DIRECTIVE: Take the lines from the one containing "What data populates" through the final line below and restate them exactly. Omit the pictures.

EXCERPTED DATA:
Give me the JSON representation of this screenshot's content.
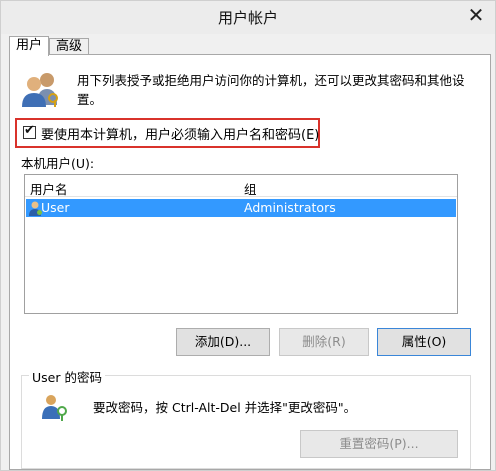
{
  "window": {
    "title": "用户帐户",
    "close_glyph": "✕"
  },
  "tabs": [
    {
      "label": "用户",
      "active": true
    },
    {
      "label": "高级",
      "active": false
    }
  ],
  "intro": {
    "icon": "users-icon",
    "text": "用下列表授予或拒绝用户访问你的计算机，还可以更改其密码和其他设置。"
  },
  "require_login": {
    "checked": true,
    "check_glyph": "✔",
    "label": "要使用本计算机，用户必须输入用户名和密码(E)"
  },
  "users_section": {
    "label": "本机用户(U):",
    "columns": [
      "用户名",
      "组"
    ],
    "rows": [
      {
        "username": "User",
        "group": "Administrators",
        "selected": true,
        "icon": "user-icon"
      }
    ]
  },
  "buttons": {
    "add": "添加(D)...",
    "remove": "删除(R)",
    "properties": "属性(O)"
  },
  "password_group": {
    "title": "User 的密码",
    "icon": "key-icon",
    "text": "要改密码，按 Ctrl-Alt-Del 并选择\"更改密码\"。",
    "reset_button": "重置密码(P)..."
  },
  "colors": {
    "selection": "#3399ff",
    "highlight_box": "#d9322b",
    "window_bg": "#f0f0f0"
  }
}
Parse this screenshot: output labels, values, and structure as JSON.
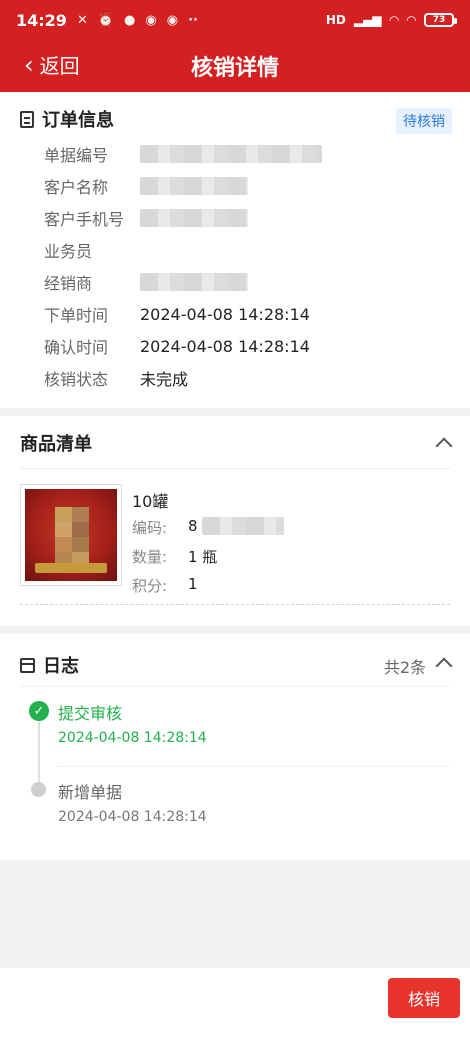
{
  "status_bar": {
    "time": "14:29",
    "icons": [
      "mute-icon",
      "alarm-icon",
      "app-icon",
      "app-icon",
      "app-icon",
      "more-icon"
    ],
    "network": "HD",
    "battery": "73"
  },
  "nav": {
    "back_label": "返回",
    "title": "核销详情"
  },
  "order": {
    "section_title": "订单信息",
    "status_badge": "待核销",
    "rows": [
      {
        "label": "单据编号",
        "value": ""
      },
      {
        "label": "客户名称",
        "value": ""
      },
      {
        "label": "客户手机号",
        "value": ""
      },
      {
        "label": "业务员",
        "value": ""
      },
      {
        "label": "经销商",
        "value": ""
      },
      {
        "label": "下单时间",
        "value": "2024-04-08 14:28:14"
      },
      {
        "label": "确认时间",
        "value": "2024-04-08 14:28:14"
      },
      {
        "label": "核销状态",
        "value": "未完成"
      }
    ]
  },
  "goods": {
    "section_title": "商品清单",
    "item": {
      "name": "10罐",
      "code_label": "编码:",
      "code_value": "8",
      "qty_label": "数量:",
      "qty_value": "1 瓶",
      "points_label": "积分:",
      "points_value": "1"
    }
  },
  "log": {
    "section_title": "日志",
    "count": "共2条",
    "entries": [
      {
        "title": "提交审核",
        "time": "2024-04-08 14:28:14",
        "state": "done"
      },
      {
        "title": "新增单据",
        "time": "2024-04-08 14:28:14",
        "state": "pending"
      }
    ]
  },
  "footer": {
    "action_label": "核销"
  },
  "colors": {
    "brand_red": "#d42020",
    "button_red": "#e8342c",
    "success_green": "#22b14c",
    "badge_blue": "#2b7be0"
  }
}
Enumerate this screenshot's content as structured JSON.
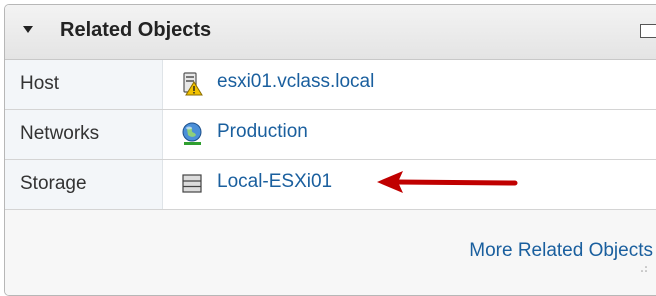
{
  "panel": {
    "title": "Related Objects",
    "footer_link": "More Related Objects"
  },
  "rows": [
    {
      "label": "Host",
      "value": "esxi01.vclass.local",
      "icon": "host-warning-icon"
    },
    {
      "label": "Networks",
      "value": "Production",
      "icon": "network-globe-icon"
    },
    {
      "label": "Storage",
      "value": "Local-ESXi01",
      "icon": "datastore-icon"
    }
  ],
  "colors": {
    "link": "#1a5f9e",
    "arrow": "#c00000",
    "warning": "#f2c200"
  }
}
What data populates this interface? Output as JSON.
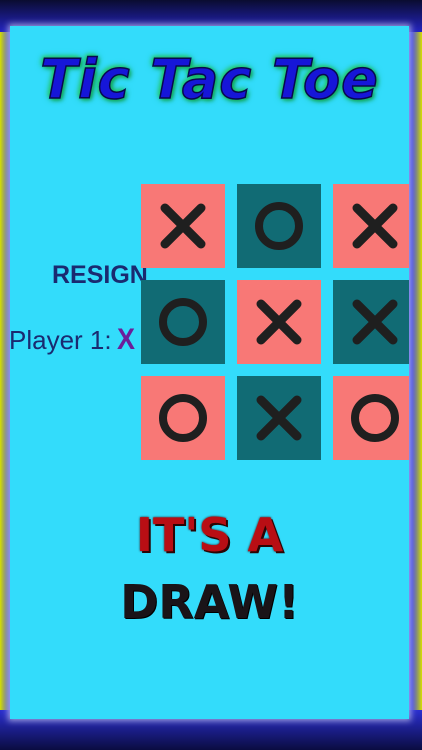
{
  "title": "Tic Tac Toe",
  "sidebar": {
    "resign_label": "RESIGN",
    "player_label": "Player 1:",
    "player_mark": "X"
  },
  "board": {
    "cells": [
      {
        "color": "pink",
        "mark": "X"
      },
      {
        "color": "teal",
        "mark": "O"
      },
      {
        "color": "pink",
        "mark": "X"
      },
      {
        "color": "teal",
        "mark": "O"
      },
      {
        "color": "pink",
        "mark": "X"
      },
      {
        "color": "teal",
        "mark": "X"
      },
      {
        "color": "pink",
        "mark": "O"
      },
      {
        "color": "teal",
        "mark": "X"
      },
      {
        "color": "pink",
        "mark": "O"
      }
    ]
  },
  "result": {
    "line1": "IT'S A",
    "line2": "DRAW!"
  },
  "colors": {
    "background": "#33dcfb",
    "cell_pink": "#f87876",
    "cell_teal": "#116b74",
    "mark": "#1f1f1f",
    "title": "#1616d8",
    "result_red": "#b80e14"
  }
}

SOLVED EXERCISE:
What data populates this interface? Output as JSON.
{
  "title": "Tic Tac Toe",
  "sidebar": {
    "resign_label": "RESIGN",
    "player_label": "Player 1:",
    "player_mark": "X"
  },
  "board": {
    "cells": [
      {
        "color": "pink",
        "mark": "X"
      },
      {
        "color": "teal",
        "mark": "O"
      },
      {
        "color": "pink",
        "mark": "X"
      },
      {
        "color": "teal",
        "mark": "O"
      },
      {
        "color": "pink",
        "mark": "X"
      },
      {
        "color": "teal",
        "mark": "X"
      },
      {
        "color": "pink",
        "mark": "O"
      },
      {
        "color": "teal",
        "mark": "X"
      },
      {
        "color": "pink",
        "mark": "O"
      }
    ]
  },
  "result": {
    "line1": "IT'S A",
    "line2": "DRAW!"
  },
  "colors": {
    "background": "#33dcfb",
    "cell_pink": "#f87876",
    "cell_teal": "#116b74",
    "mark": "#1f1f1f",
    "title": "#1616d8",
    "result_red": "#b80e14"
  }
}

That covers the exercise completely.